(begin)

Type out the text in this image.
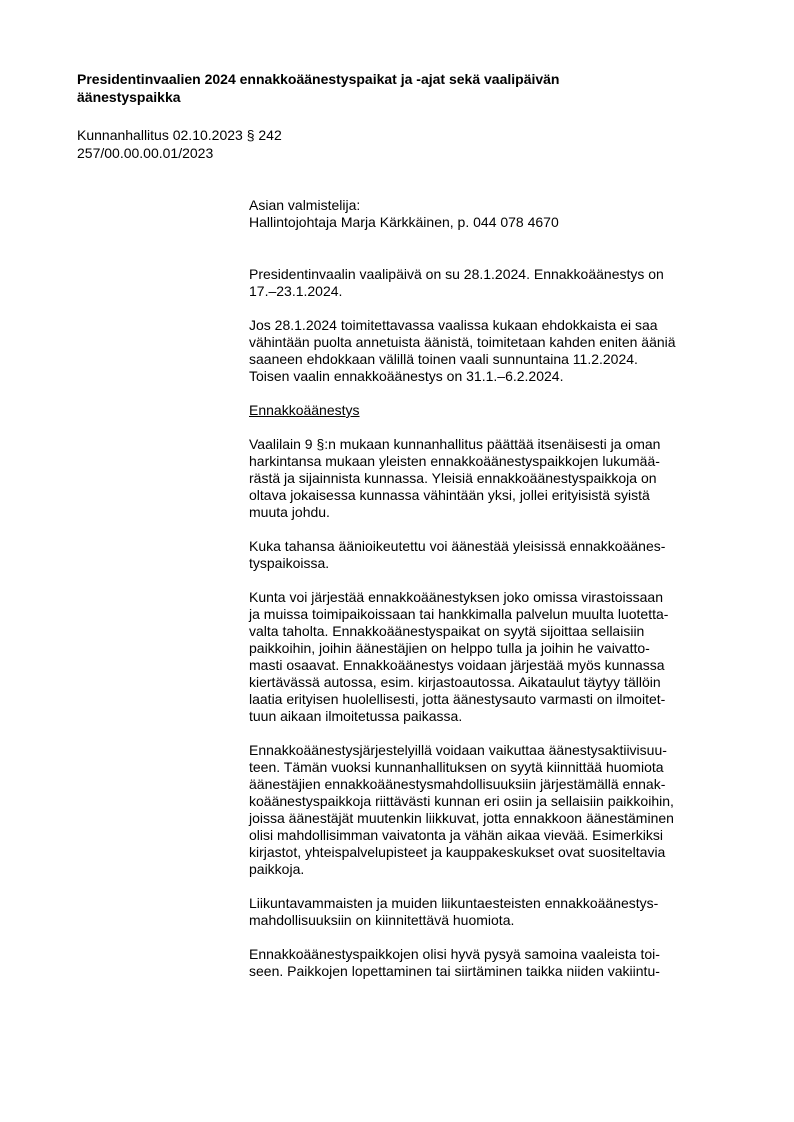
Presidentinvaalien 2024 ennakkoäänestyspaikat ja -ajat sekä vaalipäivän
äänestyspaikka
Kunnanhallitus 02.10.2023 § 242
257/00.00.00.01/2023
Asian valmistelija:
Hallintojohtaja Marja Kärkkäinen, p. 044 078 4670
Presidentinvaalin vaalipäivä on su 28.1.2024. Ennakkoäänestys on
17.–23.1.2024.
Jos 28.1.2024 toimitettavassa vaalissa kukaan ehdokkaista ei saa
vähintään puolta annetuista äänistä, toimitetaan kahden eniten ääniä
saaneen ehdokkaan välillä toinen vaali sunnuntaina 11.2.2024.
Toisen vaalin ennakkoäänestys on 31.1.–6.2.2024.
Ennakkoäänestys
Vaalilain 9 §:n mukaan kunnanhallitus päättää itsenäisesti ja oman
harkintansa mukaan yleisten ennakkoäänestyspaikkojen lukumää-
rästä ja sijainnista kunnassa. Yleisiä ennakkoäänestyspaikkoja on
oltava jokaisessa kunnassa vähintään yksi, jollei erityisistä syistä
muuta johdu.
Kuka tahansa äänioikeutettu voi äänestää yleisissä ennakkoäänes-
tyspaikoissa.
Kunta voi järjestää ennakkoäänestyksen joko omissa virastoissaan
ja muissa toimipaikoissaan tai hankkimalla palvelun muulta luotetta-
valta taholta. Ennakkoäänestyspaikat on syytä sijoittaa sellaisiin
paikkoihin, joihin äänestäjien on helppo tulla ja joihin he vaivatto-
masti osaavat. Ennakkoäänestys voidaan järjestää myös kunnassa
kiertävässä autossa, esim. kirjastoautossa. Aikataulut täytyy tällöin
laatia erityisen huolellisesti, jotta äänestysauto varmasti on ilmoitet-
tuun aikaan ilmoitetussa paikassa.
Ennakkoäänestysjärjestelyillä voidaan vaikuttaa äänestysaktiivisuu-
teen. Tämän vuoksi kunnanhallituksen on syytä kiinnittää huomiota
äänestäjien ennakkoäänestysmahdollisuuksiin järjestämällä ennak-
koäänestyspaikkoja riittävästi kunnan eri osiin ja sellaisiin paikkoihin,
joissa äänestäjät muutenkin liikkuvat, jotta ennakkoon äänestäminen
olisi mahdollisimman vaivatonta ja vähän aikaa vievää. Esimerkiksi
kirjastot, yhteispalvelupisteet ja kauppakeskukset ovat suositeltavia
paikkoja.
Liikuntavammaisten ja muiden liikuntaesteisten ennakkoäänestys-
mahdollisuuksiin on kiinnitettävä huomiota.
Ennakkoäänestyspaikkojen olisi hyvä pysyä samoina vaaleista toi-
seen. Paikkojen lopettaminen tai siirtäminen taikka niiden vakiintu-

(end)

◆ **INSTRUCTIONS FOR THE TASK**
State how many lines above contain the string "sellaisiin", with no other words.

◆ **CORRECT OUTPUT**
2